== Task material

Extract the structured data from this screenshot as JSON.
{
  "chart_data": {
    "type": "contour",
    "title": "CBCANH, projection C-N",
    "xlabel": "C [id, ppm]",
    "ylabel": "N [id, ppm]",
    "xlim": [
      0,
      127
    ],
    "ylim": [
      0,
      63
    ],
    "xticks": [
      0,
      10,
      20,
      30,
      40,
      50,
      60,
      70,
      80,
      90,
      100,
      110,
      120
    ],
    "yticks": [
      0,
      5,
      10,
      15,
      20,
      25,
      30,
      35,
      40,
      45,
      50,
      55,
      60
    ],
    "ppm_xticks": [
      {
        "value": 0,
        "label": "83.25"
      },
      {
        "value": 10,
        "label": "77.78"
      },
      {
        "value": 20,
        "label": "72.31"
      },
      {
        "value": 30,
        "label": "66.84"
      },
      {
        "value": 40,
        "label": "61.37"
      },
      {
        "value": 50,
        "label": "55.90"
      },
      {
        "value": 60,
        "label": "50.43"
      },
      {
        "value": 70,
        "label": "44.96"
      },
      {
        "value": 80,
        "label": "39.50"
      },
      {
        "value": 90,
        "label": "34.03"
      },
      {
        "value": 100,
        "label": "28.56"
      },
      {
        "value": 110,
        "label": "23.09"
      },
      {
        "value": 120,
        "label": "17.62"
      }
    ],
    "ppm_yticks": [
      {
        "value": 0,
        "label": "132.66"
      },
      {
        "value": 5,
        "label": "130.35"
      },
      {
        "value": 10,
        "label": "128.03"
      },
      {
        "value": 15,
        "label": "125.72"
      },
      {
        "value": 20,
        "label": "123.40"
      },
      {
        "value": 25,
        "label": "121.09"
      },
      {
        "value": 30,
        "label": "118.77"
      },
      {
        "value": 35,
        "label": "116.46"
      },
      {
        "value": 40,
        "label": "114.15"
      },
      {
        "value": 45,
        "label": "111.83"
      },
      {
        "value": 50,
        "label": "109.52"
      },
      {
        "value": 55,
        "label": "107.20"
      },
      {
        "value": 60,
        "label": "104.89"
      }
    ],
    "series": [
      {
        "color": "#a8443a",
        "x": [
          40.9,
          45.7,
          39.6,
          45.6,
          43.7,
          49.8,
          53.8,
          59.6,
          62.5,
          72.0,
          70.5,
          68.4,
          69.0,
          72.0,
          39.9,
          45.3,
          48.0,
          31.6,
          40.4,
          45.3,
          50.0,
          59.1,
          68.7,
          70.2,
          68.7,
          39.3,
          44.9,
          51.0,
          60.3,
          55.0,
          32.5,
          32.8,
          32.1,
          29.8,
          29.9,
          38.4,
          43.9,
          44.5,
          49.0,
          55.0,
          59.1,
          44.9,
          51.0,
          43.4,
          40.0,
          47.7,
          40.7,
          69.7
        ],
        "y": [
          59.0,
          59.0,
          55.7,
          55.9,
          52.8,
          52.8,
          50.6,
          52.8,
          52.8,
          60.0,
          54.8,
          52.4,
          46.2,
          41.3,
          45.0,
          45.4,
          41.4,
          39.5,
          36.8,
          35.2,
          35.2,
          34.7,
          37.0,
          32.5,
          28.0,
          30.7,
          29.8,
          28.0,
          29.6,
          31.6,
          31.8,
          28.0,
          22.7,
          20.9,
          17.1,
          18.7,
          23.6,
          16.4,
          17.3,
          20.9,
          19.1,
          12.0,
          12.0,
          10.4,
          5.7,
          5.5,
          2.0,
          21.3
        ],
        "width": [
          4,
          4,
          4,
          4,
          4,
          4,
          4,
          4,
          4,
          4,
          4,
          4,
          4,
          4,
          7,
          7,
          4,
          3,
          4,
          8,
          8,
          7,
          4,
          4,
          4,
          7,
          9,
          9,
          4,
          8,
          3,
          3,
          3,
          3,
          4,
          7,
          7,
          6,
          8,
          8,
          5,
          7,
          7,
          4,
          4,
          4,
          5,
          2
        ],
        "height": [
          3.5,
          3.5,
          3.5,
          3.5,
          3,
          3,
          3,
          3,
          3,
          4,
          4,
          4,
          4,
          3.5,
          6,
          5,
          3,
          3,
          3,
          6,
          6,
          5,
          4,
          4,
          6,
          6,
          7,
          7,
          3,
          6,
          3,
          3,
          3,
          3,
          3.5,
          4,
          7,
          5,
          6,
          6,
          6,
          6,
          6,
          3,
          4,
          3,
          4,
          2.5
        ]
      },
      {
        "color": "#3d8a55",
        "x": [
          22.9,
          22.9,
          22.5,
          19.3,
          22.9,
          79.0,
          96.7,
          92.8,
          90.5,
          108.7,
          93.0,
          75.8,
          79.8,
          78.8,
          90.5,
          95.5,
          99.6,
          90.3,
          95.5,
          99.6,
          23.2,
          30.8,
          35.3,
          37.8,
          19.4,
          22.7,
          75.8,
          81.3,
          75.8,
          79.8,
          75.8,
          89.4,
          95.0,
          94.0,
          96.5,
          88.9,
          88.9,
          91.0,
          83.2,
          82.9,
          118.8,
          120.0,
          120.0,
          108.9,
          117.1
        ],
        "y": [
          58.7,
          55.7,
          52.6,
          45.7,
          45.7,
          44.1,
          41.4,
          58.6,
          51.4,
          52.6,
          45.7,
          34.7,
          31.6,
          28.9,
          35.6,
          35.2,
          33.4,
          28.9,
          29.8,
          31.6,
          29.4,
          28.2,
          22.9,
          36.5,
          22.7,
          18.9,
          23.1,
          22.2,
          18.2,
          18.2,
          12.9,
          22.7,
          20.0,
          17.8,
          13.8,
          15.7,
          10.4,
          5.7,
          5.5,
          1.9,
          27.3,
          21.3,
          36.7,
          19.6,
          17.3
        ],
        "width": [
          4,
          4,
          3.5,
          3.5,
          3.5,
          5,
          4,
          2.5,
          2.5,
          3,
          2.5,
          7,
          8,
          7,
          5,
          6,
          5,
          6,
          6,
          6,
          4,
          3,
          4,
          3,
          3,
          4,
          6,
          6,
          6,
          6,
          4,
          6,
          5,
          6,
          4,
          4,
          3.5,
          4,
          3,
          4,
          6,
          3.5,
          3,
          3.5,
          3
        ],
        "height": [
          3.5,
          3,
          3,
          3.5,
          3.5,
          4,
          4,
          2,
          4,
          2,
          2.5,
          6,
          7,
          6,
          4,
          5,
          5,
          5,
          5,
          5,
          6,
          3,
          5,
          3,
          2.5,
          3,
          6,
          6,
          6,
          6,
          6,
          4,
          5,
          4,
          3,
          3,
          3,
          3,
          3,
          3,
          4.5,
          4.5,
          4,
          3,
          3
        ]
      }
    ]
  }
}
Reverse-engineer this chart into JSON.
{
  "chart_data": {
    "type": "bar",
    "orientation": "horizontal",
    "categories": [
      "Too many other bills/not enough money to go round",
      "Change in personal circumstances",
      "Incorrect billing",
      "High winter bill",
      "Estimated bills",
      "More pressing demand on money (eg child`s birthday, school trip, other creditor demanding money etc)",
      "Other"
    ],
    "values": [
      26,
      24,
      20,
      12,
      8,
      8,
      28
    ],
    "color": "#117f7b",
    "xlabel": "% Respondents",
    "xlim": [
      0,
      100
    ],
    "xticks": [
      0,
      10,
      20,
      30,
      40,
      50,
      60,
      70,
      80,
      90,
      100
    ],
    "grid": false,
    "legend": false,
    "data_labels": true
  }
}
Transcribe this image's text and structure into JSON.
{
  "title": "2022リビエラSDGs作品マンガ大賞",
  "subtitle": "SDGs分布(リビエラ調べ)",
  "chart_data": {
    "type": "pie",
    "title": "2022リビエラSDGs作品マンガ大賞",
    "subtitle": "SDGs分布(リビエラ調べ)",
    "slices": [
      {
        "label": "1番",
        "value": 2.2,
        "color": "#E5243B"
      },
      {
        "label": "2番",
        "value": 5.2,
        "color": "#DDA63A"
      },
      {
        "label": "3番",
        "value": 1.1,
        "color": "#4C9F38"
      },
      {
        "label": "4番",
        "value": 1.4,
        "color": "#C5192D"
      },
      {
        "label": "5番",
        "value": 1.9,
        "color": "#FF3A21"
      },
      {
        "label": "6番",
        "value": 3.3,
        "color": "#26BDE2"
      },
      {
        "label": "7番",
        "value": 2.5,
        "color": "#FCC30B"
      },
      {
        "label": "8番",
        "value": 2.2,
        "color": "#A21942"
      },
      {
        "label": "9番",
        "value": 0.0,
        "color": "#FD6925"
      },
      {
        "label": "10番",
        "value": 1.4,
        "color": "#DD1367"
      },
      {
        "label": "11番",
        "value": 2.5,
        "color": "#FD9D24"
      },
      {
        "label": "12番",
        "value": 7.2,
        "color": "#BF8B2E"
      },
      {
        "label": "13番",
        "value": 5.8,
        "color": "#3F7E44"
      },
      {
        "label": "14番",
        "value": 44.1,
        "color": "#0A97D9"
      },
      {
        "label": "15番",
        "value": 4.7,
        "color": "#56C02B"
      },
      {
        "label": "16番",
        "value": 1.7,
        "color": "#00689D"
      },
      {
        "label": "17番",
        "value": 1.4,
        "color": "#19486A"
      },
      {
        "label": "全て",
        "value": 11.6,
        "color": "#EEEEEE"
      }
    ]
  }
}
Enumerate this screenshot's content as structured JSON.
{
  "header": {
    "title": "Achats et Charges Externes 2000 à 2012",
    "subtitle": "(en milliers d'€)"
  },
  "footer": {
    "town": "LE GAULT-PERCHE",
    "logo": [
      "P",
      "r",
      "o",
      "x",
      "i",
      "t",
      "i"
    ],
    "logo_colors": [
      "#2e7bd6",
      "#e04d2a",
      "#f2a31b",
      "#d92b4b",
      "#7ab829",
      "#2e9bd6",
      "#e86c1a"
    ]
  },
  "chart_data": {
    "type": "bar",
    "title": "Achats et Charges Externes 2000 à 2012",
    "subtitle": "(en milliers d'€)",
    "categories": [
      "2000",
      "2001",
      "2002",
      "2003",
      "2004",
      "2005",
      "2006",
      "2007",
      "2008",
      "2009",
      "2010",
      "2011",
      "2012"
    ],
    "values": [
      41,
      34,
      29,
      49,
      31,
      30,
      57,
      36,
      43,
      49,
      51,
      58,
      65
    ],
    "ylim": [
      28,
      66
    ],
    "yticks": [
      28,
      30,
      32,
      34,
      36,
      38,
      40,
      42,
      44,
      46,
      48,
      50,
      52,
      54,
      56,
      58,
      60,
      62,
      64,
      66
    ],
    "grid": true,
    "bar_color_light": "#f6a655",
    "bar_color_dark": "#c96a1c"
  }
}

====

• What you are asked to do
Show all lines above holding "JSON".

• Solved problem
Extract the structured data from this screenshot as JSON.
Reverse-engineer this chart into JSON.
Transcribe this image's text and structure into JSON.
Enumerate this screenshot's content as structured JSON.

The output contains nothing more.